Exercise task: Give the listing again character for character, but drop the images.

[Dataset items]
= = = =

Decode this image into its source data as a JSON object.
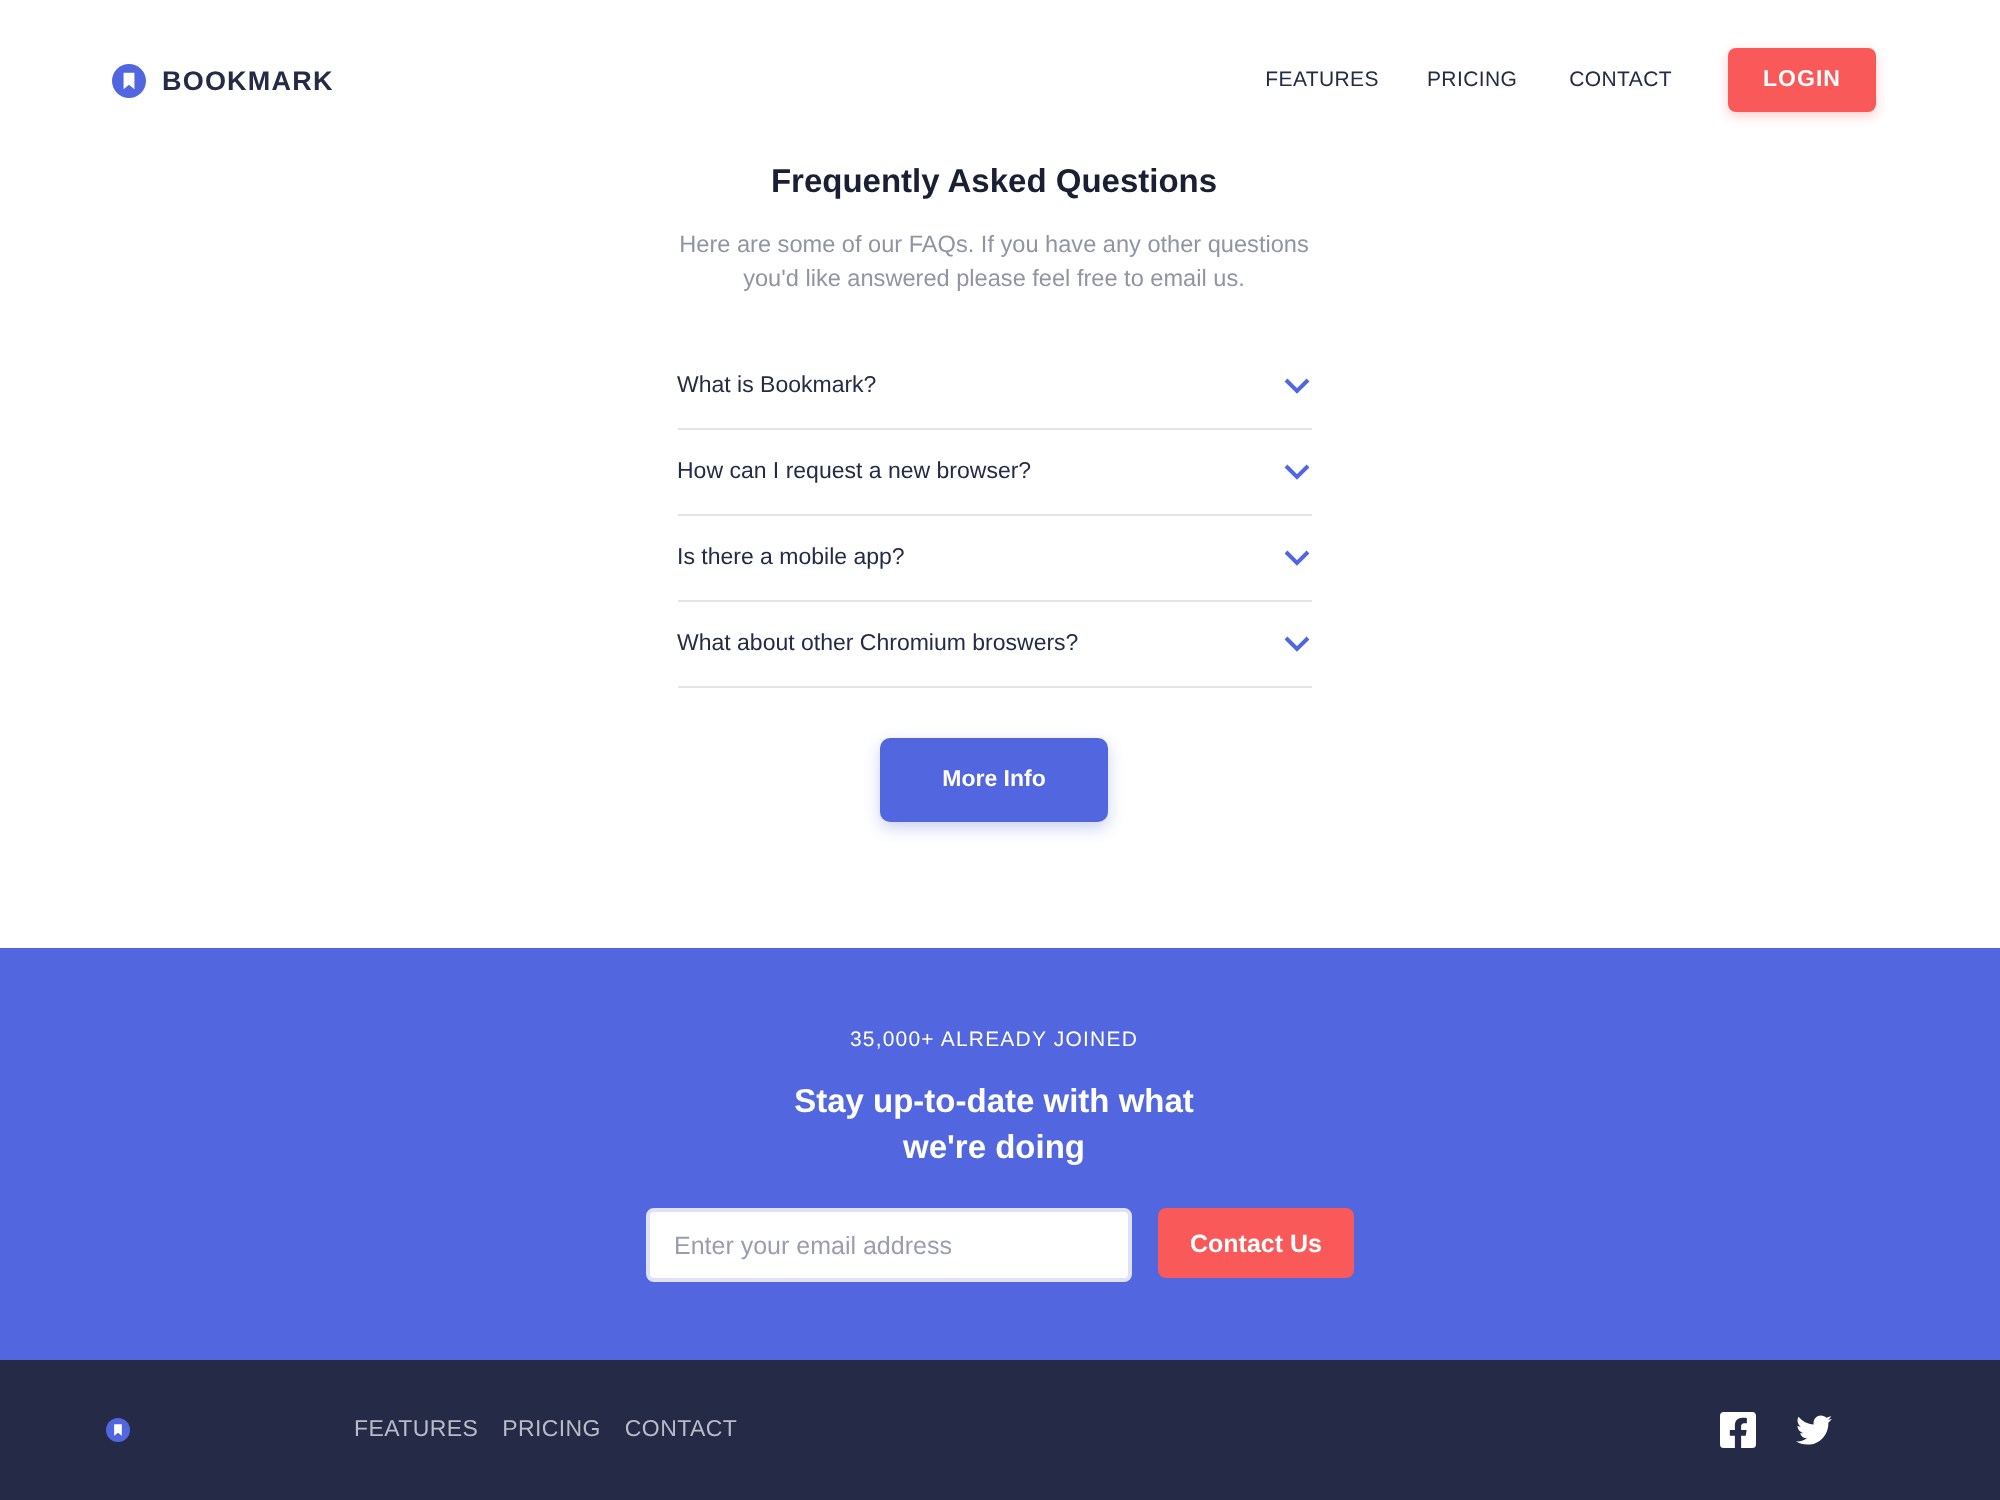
{
  "header": {
    "logo": {
      "text": "BOOKMARK"
    },
    "nav": [
      "FEATURES",
      "PRICING",
      "CONTACT"
    ],
    "login_button": "LOGIN"
  },
  "faq": {
    "title": "Frequently Asked Questions",
    "subtitle": "Here are some of our FAQs. If you have any other questions you'd like answered please feel free to email us.",
    "questions": [
      {
        "question": "What is Bookmark?",
        "expanded": false
      },
      {
        "question": "How can I request a new browser?",
        "expanded": false
      },
      {
        "question": "Is there a mobile app?",
        "expanded": false
      },
      {
        "question": "What about other Chromium broswers?",
        "expanded": false
      }
    ],
    "button": "More Info"
  },
  "signup": {
    "counter": "35,000+ ALREADY JOINED",
    "heading": "Stay up-to-date with what we're doing",
    "email": {
      "placeholder": "Enter your email address"
    },
    "button": "Contact Us"
  },
  "footer": {
    "nav": [
      "FEATURES",
      "PRICING",
      "CONTACT"
    ],
    "social": [
      {
        "kind": "facebook"
      },
      {
        "kind": "twitter"
      }
    ]
  }
}
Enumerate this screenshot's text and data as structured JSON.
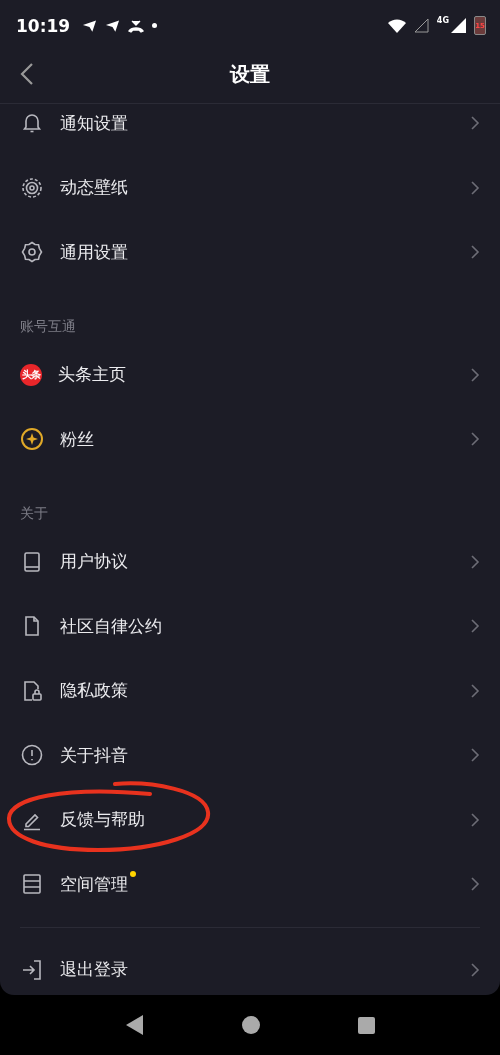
{
  "status_bar": {
    "time": "10:19",
    "network": "4G",
    "battery": "15"
  },
  "header": {
    "title": "设置"
  },
  "sections": [
    {
      "items": [
        {
          "label": "通知设置"
        },
        {
          "label": "动态壁纸"
        },
        {
          "label": "通用设置"
        }
      ]
    },
    {
      "title": "账号互通",
      "items": [
        {
          "label": "头条主页",
          "logo_text": "头条"
        },
        {
          "label": "粉丝"
        }
      ]
    },
    {
      "title": "关于",
      "items": [
        {
          "label": "用户协议"
        },
        {
          "label": "社区自律公约"
        },
        {
          "label": "隐私政策"
        },
        {
          "label": "关于抖音"
        },
        {
          "label": "反馈与帮助",
          "circled": true
        },
        {
          "label": "空间管理",
          "dot": true
        }
      ]
    },
    {
      "divider": true,
      "items": [
        {
          "label": "退出登录"
        }
      ]
    }
  ]
}
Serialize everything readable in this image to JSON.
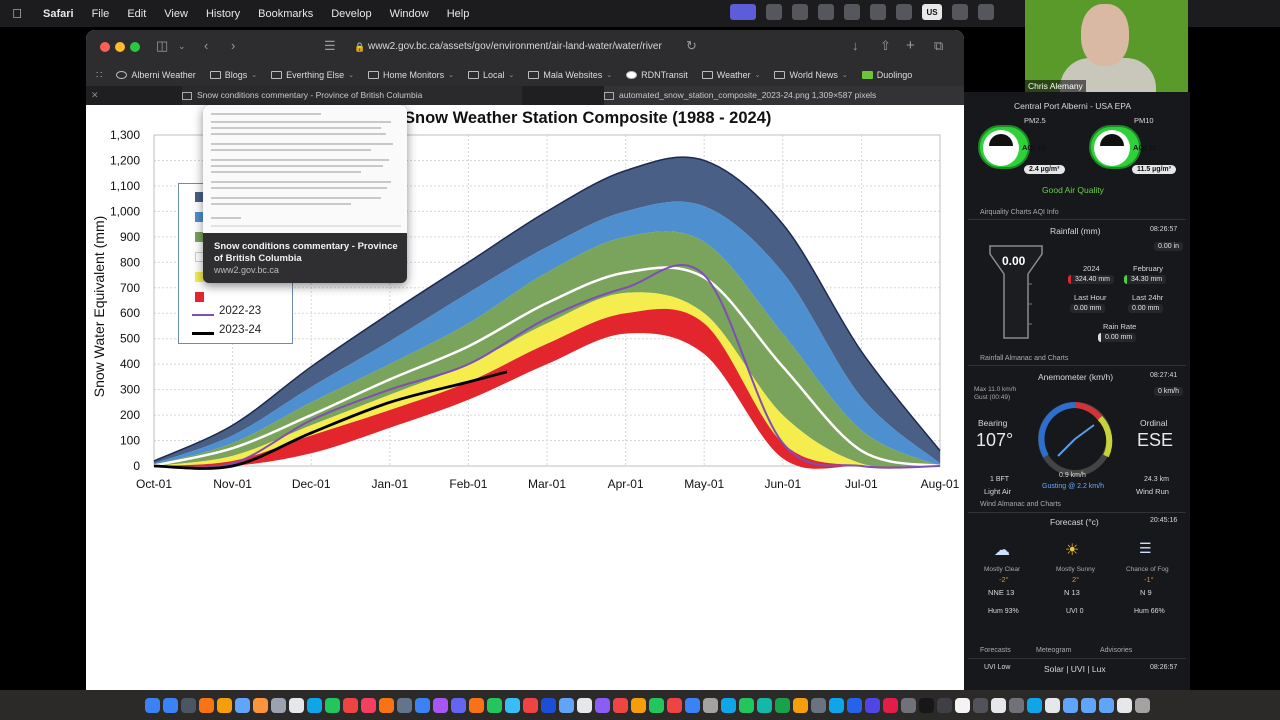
{
  "menubar": {
    "apple": "",
    "items": [
      "Safari",
      "File",
      "Edit",
      "View",
      "History",
      "Bookmarks",
      "Develop",
      "Window",
      "Help"
    ],
    "input_label": "US"
  },
  "browser": {
    "url": "www2.gov.bc.ca/assets/gov/environment/air-land-water/water/river",
    "bookmarks": [
      "Alberni Weather",
      "Blogs",
      "Everthing Else",
      "Home Monitors",
      "Local",
      "Mala Websites",
      "RDNTransit",
      "Weather",
      "World News",
      "Duolingo"
    ],
    "tabs": [
      {
        "label": "Snow conditions commentary - Province of British Columbia"
      },
      {
        "label": "automated_snow_station_composite_2023-24.png 1,309×587 pixels"
      }
    ],
    "tooltip": {
      "title": "Snow conditions commentary - Province of British Columbia",
      "url": "www2.gov.bc.ca"
    }
  },
  "chart_data": {
    "type": "area",
    "title": "Snow Weather Station Composite (1988 - 2024)",
    "ylabel": "Snow Water Equivalent (mm)",
    "xlabel": "",
    "ylim": [
      0,
      1300
    ],
    "yticks": [
      "1,300",
      "1,200",
      "1,100",
      "1,000",
      "900",
      "800",
      "700",
      "600",
      "500",
      "400",
      "300",
      "200",
      "100",
      "0"
    ],
    "categories": [
      "Oct-01",
      "Nov-01",
      "Dec-01",
      "Jan-01",
      "Feb-01",
      "Mar-01",
      "Apr-01",
      "May-01",
      "Jun-01",
      "Jul-01",
      "Aug-01"
    ],
    "grid": true,
    "legend_placement": "top-left",
    "legend_visible": [
      "2022-23",
      "2023-24"
    ],
    "colors": {
      "max": "#4a5f86",
      "p90": "#4e8fcf",
      "p75": "#7aa35c",
      "p50": "#ffffff",
      "p25": "#f5ed4d",
      "p10": "#e3262e",
      "s2022": "#7e4fb6",
      "s2023": "#000000"
    },
    "series": [
      {
        "key": "max",
        "values": [
          20,
          160,
          390,
          600,
          800,
          1000,
          1160,
          1200,
          950,
          450,
          60
        ]
      },
      {
        "key": "p90",
        "values": [
          10,
          120,
          310,
          490,
          680,
          860,
          1000,
          1020,
          760,
          270,
          10
        ]
      },
      {
        "key": "p75",
        "values": [
          5,
          90,
          250,
          400,
          560,
          760,
          900,
          880,
          520,
          140,
          0
        ]
      },
      {
        "key": "p50",
        "values": [
          2,
          70,
          200,
          340,
          470,
          640,
          760,
          740,
          390,
          60,
          0
        ]
      },
      {
        "key": "p25",
        "values": [
          0,
          40,
          160,
          280,
          400,
          560,
          680,
          600,
          200,
          10,
          0
        ]
      },
      {
        "key": "p10",
        "values": [
          0,
          20,
          120,
          220,
          330,
          480,
          600,
          560,
          90,
          0,
          0
        ]
      },
      {
        "key": "lower",
        "values": [
          0,
          0,
          50,
          150,
          260,
          400,
          520,
          440,
          30,
          0,
          0
        ]
      },
      {
        "name": "2022-23",
        "key": "s2022",
        "values": [
          0,
          10,
          180,
          300,
          400,
          580,
          700,
          750,
          90,
          0,
          0
        ]
      },
      {
        "name": "2023-24",
        "key": "s2023",
        "values": [
          0,
          0,
          130,
          250,
          330,
          370
        ]
      }
    ]
  },
  "rightpanel": {
    "station": "Central Port Alberni - USA EPA",
    "pm25_label": "PM2.5",
    "pm10_label": "PM10",
    "pm25_aqi": "AQI 10",
    "pm10_aqi": "AQI 11",
    "pm25_val": "2.4 µg/m³",
    "pm10_val": "11.5 µg/m³",
    "air_quality": "Good Air Quality",
    "airq_links": "Airquality Charts   AQI Info",
    "rain_title": "Rainfall (mm)",
    "rain_time": "08:26:57",
    "rain_now": "0.00",
    "rain_small": "0.00 in",
    "rain_year_lbl": "2024",
    "rain_year": "324.40 mm",
    "rain_month_lbl": "February",
    "rain_month": "34.30 mm",
    "rain_lasthour_lbl": "Last Hour",
    "rain_lasthour": "0.00 mm",
    "rain_last24_lbl": "Last 24hr",
    "rain_last24": "0.00 mm",
    "rain_rate_lbl": "Rain Rate",
    "rain_rate": "0.00 mm",
    "rain_links": "Rainfall Almanac and Charts",
    "wind_title": "Anemometer (km/h)",
    "wind_time": "08:27:41",
    "wind_max": "Max 11.0 km/h",
    "wind_gust": "Gust (00:49)",
    "wind_kmh": "0 km/h",
    "bearing_lbl": "Bearing",
    "bearing": "107°",
    "ordinal_lbl": "Ordinal",
    "ordinal": "ESE",
    "wind_speed": "0.9 km/h",
    "wind_gusting": "Gusting @ 2.2 km/h",
    "wind_bft": "1 BFT",
    "wind_light": "Light Air",
    "wind_run": "24.3 km",
    "wind_run_lbl": "Wind Run",
    "wind_links": "Wind Almanac and Charts",
    "fc_title": "Forecast (°c)",
    "fc_time": "20:45:16",
    "fc": [
      {
        "desc": "Mostly Clear",
        "temp": "-2°",
        "wind": "NNE 13",
        "extra": "Hum 93%"
      },
      {
        "desc": "Mostly Sunny",
        "temp": "2°",
        "wind": "N 13",
        "extra": "UVI 0"
      },
      {
        "desc": "Chance of Fog",
        "temp": "-1°",
        "wind": "N 9",
        "extra": "Hum 66%"
      }
    ],
    "fc_links": [
      "Forecasts",
      "Meteogram",
      "Advisories"
    ],
    "solar_title": "Solar | UVI | Lux",
    "solar_uvi": "UVI Low",
    "solar_time": "08:26:57"
  },
  "webcam": {
    "name": "Chris Alemany"
  }
}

= = = =

Finished exercise:
Decode this image into its source data as a JSON object.
{
  "header": {
    "logo": {
      "text": "BOOKMARK"
    },
    "nav": [
      "FEATURES",
      "PRICING",
      "CONTACT"
    ],
    "login_button": "LOGIN"
  },
  "faq": {
    "title": "Frequently Asked Questions",
    "subtitle": "Here are some of our FAQs. If you have any other questions you'd like answered please feel free to email us.",
    "questions": [
      {
        "question": "What is Bookmark?",
        "expanded": false
      },
      {
        "question": "How can I request a new browser?",
        "expanded": false
      },
      {
        "question": "Is there a mobile app?",
        "expanded": false
      },
      {
        "question": "What about other Chromium broswers?",
        "expanded": false
      }
    ],
    "button": "More Info"
  },
  "signup": {
    "counter": "35,000+ ALREADY JOINED",
    "heading": "Stay up-to-date with what we're doing",
    "email": {
      "placeholder": "Enter your email address"
    },
    "button": "Contact Us"
  },
  "footer": {
    "nav": [
      "FEATURES",
      "PRICING",
      "CONTACT"
    ],
    "social": [
      {
        "kind": "facebook"
      },
      {
        "kind": "twitter"
      }
    ]
  }
}
Enumerate this screenshot's text and data as structured JSON.
{
  "status_bar": {
    "time": "10:19",
    "network": "4G",
    "battery": "15"
  },
  "header": {
    "title": "设置"
  },
  "sections": [
    {
      "items": [
        {
          "label": "通知设置"
        },
        {
          "label": "动态壁纸"
        },
        {
          "label": "通用设置"
        }
      ]
    },
    {
      "title": "账号互通",
      "items": [
        {
          "label": "头条主页",
          "logo_text": "头条"
        },
        {
          "label": "粉丝"
        }
      ]
    },
    {
      "title": "关于",
      "items": [
        {
          "label": "用户协议"
        },
        {
          "label": "社区自律公约"
        },
        {
          "label": "隐私政策"
        },
        {
          "label": "关于抖音"
        },
        {
          "label": "反馈与帮助",
          "circled": true
        },
        {
          "label": "空间管理",
          "dot": true
        }
      ]
    },
    {
      "divider": true,
      "items": [
        {
          "label": "退出登录"
        }
      ]
    }
  ]
}
Serialize everything readable in this image to JSON.
{
  "menubar": {
    "apple": "",
    "items": [
      "Safari",
      "File",
      "Edit",
      "View",
      "History",
      "Bookmarks",
      "Develop",
      "Window",
      "Help"
    ],
    "input_label": "US"
  },
  "browser": {
    "url": "www2.gov.bc.ca/assets/gov/environment/air-land-water/water/river",
    "bookmarks": [
      "Alberni Weather",
      "Blogs",
      "Everthing Else",
      "Home Monitors",
      "Local",
      "Mala Websites",
      "RDNTransit",
      "Weather",
      "World News",
      "Duolingo"
    ],
    "tabs": [
      {
        "label": "Snow conditions commentary - Province of British Columbia"
      },
      {
        "label": "automated_snow_station_composite_2023-24.png 1,309×587 pixels"
      }
    ],
    "tooltip": {
      "title": "Snow conditions commentary - Province of British Columbia",
      "url": "www2.gov.bc.ca"
    }
  },
  "chart_data": {
    "type": "area",
    "title": "Snow Weather Station Composite (1988 - 2024)",
    "ylabel": "Snow Water Equivalent (mm)",
    "xlabel": "",
    "ylim": [
      0,
      1300
    ],
    "yticks": [
      "1,300",
      "1,200",
      "1,100",
      "1,000",
      "900",
      "800",
      "700",
      "600",
      "500",
      "400",
      "300",
      "200",
      "100",
      "0"
    ],
    "categories": [
      "Oct-01",
      "Nov-01",
      "Dec-01",
      "Jan-01",
      "Feb-01",
      "Mar-01",
      "Apr-01",
      "May-01",
      "Jun-01",
      "Jul-01",
      "Aug-01"
    ],
    "grid": true,
    "legend_placement": "top-left",
    "legend_visible": [
      "2022-23",
      "2023-24"
    ],
    "colors": {
      "max": "#4a5f86",
      "p90": "#4e8fcf",
      "p75": "#7aa35c",
      "p50": "#ffffff",
      "p25": "#f5ed4d",
      "p10": "#e3262e",
      "s2022": "#7e4fb6",
      "s2023": "#000000"
    },
    "series": [
      {
        "key": "max",
        "values": [
          20,
          160,
          390,
          600,
          800,
          1000,
          1160,
          1200,
          950,
          450,
          60
        ]
      },
      {
        "key": "p90",
        "values": [
          10,
          120,
          310,
          490,
          680,
          860,
          1000,
          1020,
          760,
          270,
          10
        ]
      },
      {
        "key": "p75",
        "values": [
          5,
          90,
          250,
          400,
          560,
          760,
          900,
          880,
          520,
          140,
          0
        ]
      },
      {
        "key": "p50",
        "values": [
          2,
          70,
          200,
          340,
          470,
          640,
          760,
          740,
          390,
          60,
          0
        ]
      },
      {
        "key": "p25",
        "values": [
          0,
          40,
          160,
          280,
          400,
          560,
          680,
          600,
          200,
          10,
          0
        ]
      },
      {
        "key": "p10",
        "values": [
          0,
          20,
          120,
          220,
          330,
          480,
          600,
          560,
          90,
          0,
          0
        ]
      },
      {
        "key": "lower",
        "values": [
          0,
          0,
          50,
          150,
          260,
          400,
          520,
          440,
          30,
          0,
          0
        ]
      },
      {
        "name": "2022-23",
        "key": "s2022",
        "values": [
          0,
          10,
          180,
          300,
          400,
          580,
          700,
          750,
          90,
          0,
          0
        ]
      },
      {
        "name": "2023-24",
        "key": "s2023",
        "values": [
          0,
          0,
          130,
          250,
          330,
          370
        ]
      }
    ]
  },
  "rightpanel": {
    "station": "Central Port Alberni - USA EPA",
    "pm25_label": "PM2.5",
    "pm10_label": "PM10",
    "pm25_aqi": "AQI 10",
    "pm10_aqi": "AQI 11",
    "pm25_val": "2.4 µg/m³",
    "pm10_val": "11.5 µg/m³",
    "air_quality": "Good Air Quality",
    "airq_links": "Airquality Charts   AQI Info",
    "rain_title": "Rainfall (mm)",
    "rain_time": "08:26:57",
    "rain_now": "0.00",
    "rain_small": "0.00 in",
    "rain_year_lbl": "2024",
    "rain_year": "324.40 mm",
    "rain_month_lbl": "February",
    "rain_month": "34.30 mm",
    "rain_lasthour_lbl": "Last Hour",
    "rain_lasthour": "0.00 mm",
    "rain_last24_lbl": "Last 24hr",
    "rain_last24": "0.00 mm",
    "rain_rate_lbl": "Rain Rate",
    "rain_rate": "0.00 mm",
    "rain_links": "Rainfall Almanac and Charts",
    "wind_title": "Anemometer (km/h)",
    "wind_time": "08:27:41",
    "wind_max": "Max 11.0 km/h",
    "wind_gust": "Gust (00:49)",
    "wind_kmh": "0 km/h",
    "bearing_lbl": "Bearing",
    "bearing": "107°",
    "ordinal_lbl": "Ordinal",
    "ordinal": "ESE",
    "wind_speed": "0.9 km/h",
    "wind_gusting": "Gusting @ 2.2 km/h",
    "wind_bft": "1 BFT",
    "wind_light": "Light Air",
    "wind_run": "24.3 km",
    "wind_run_lbl": "Wind Run",
    "wind_links": "Wind Almanac and Charts",
    "fc_title": "Forecast (°c)",
    "fc_time": "20:45:16",
    "fc": [
      {
        "desc": "Mostly Clear",
        "temp": "-2°",
        "wind": "NNE 13",
        "extra": "Hum 93%"
      },
      {
        "desc": "Mostly Sunny",
        "temp": "2°",
        "wind": "N 13",
        "extra": "UVI 0"
      },
      {
        "desc": "Chance of Fog",
        "temp": "-1°",
        "wind": "N 9",
        "extra": "Hum 66%"
      }
    ],
    "fc_links": [
      "Forecasts",
      "Meteogram",
      "Advisories"
    ],
    "solar_title": "Solar | UVI | Lux",
    "solar_uvi": "UVI Low",
    "solar_time": "08:26:57"
  },
  "webcam": {
    "name": "Chris Alemany"
  }
}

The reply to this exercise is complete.